-- INPUT MATERIAL follows --

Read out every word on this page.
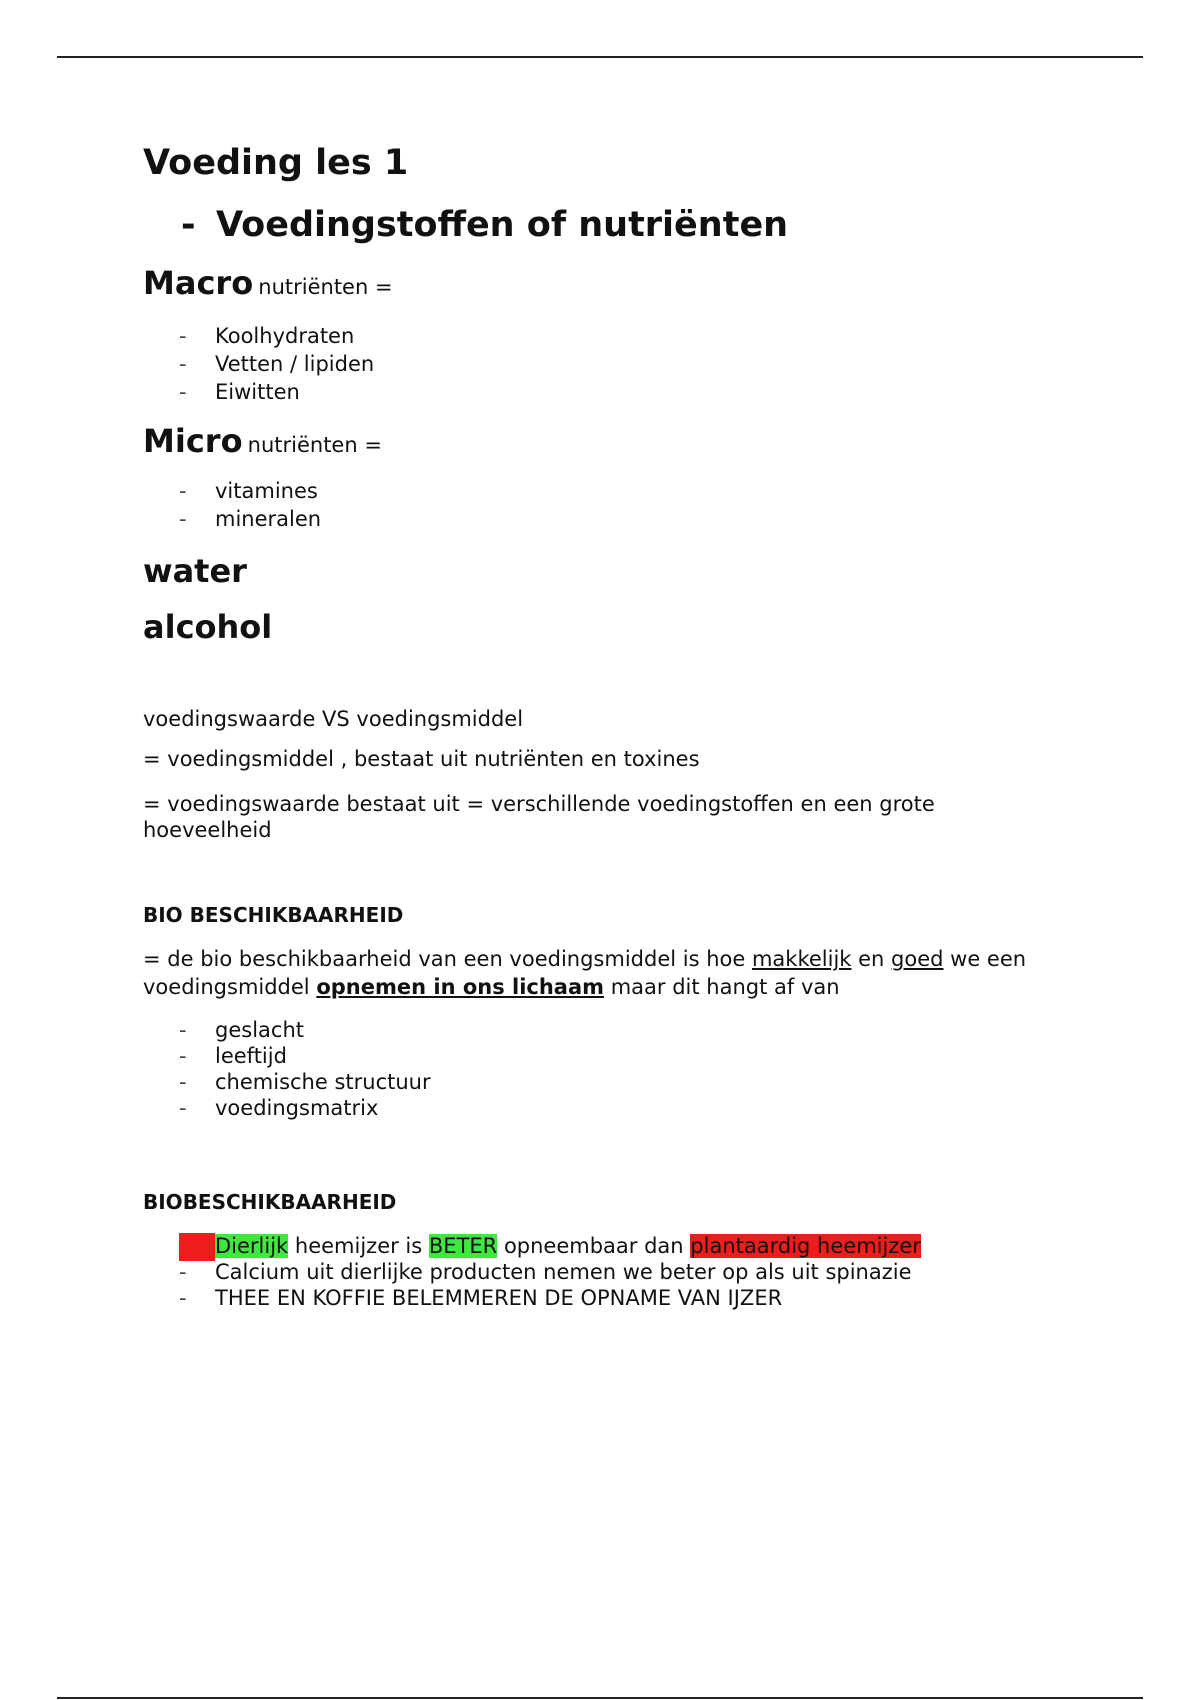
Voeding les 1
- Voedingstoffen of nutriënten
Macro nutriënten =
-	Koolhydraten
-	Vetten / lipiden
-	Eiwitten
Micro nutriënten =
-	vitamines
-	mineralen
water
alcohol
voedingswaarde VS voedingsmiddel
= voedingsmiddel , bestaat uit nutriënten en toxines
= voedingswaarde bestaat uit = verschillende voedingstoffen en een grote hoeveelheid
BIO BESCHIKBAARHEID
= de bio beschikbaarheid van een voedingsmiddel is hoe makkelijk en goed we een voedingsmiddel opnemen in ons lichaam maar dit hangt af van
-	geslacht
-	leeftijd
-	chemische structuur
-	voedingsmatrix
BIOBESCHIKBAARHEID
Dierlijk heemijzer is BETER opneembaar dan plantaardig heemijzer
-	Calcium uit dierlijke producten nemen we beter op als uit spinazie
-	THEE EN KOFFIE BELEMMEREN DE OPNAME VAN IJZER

-- INPUT MATERIAL concluded --

PROBLEM STATEMENT - Would you write out the data exactly, with no pictures in the copy?

EXERCISE ANSWER -
Read out every word on this page.
Voeding les 1
- Voedingstoffen of nutriënten
Macro nutriënten =
-	Koolhydraten
-	Vetten / lipiden
-	Eiwitten
Micro nutriënten =
-	vitamines
-	mineralen
water
alcohol
voedingswaarde VS voedingsmiddel
= voedingsmiddel , bestaat uit nutriënten en toxines
= voedingswaarde bestaat uit = verschillende voedingstoffen en een grote hoeveelheid
BIO BESCHIKBAARHEID
= de bio beschikbaarheid van een voedingsmiddel is hoe makkelijk en goed we een voedingsmiddel opnemen in ons lichaam maar dit hangt af van
-	geslacht
-	leeftijd
-	chemische structuur
-	voedingsmatrix
BIOBESCHIKBAARHEID
Dierlijk heemijzer is BETER opneembaar dan plantaardig heemijzer
-	Calcium uit dierlijke producten nemen we beter op als uit spinazie
-	THEE EN KOFFIE BELEMMEREN DE OPNAME VAN IJZER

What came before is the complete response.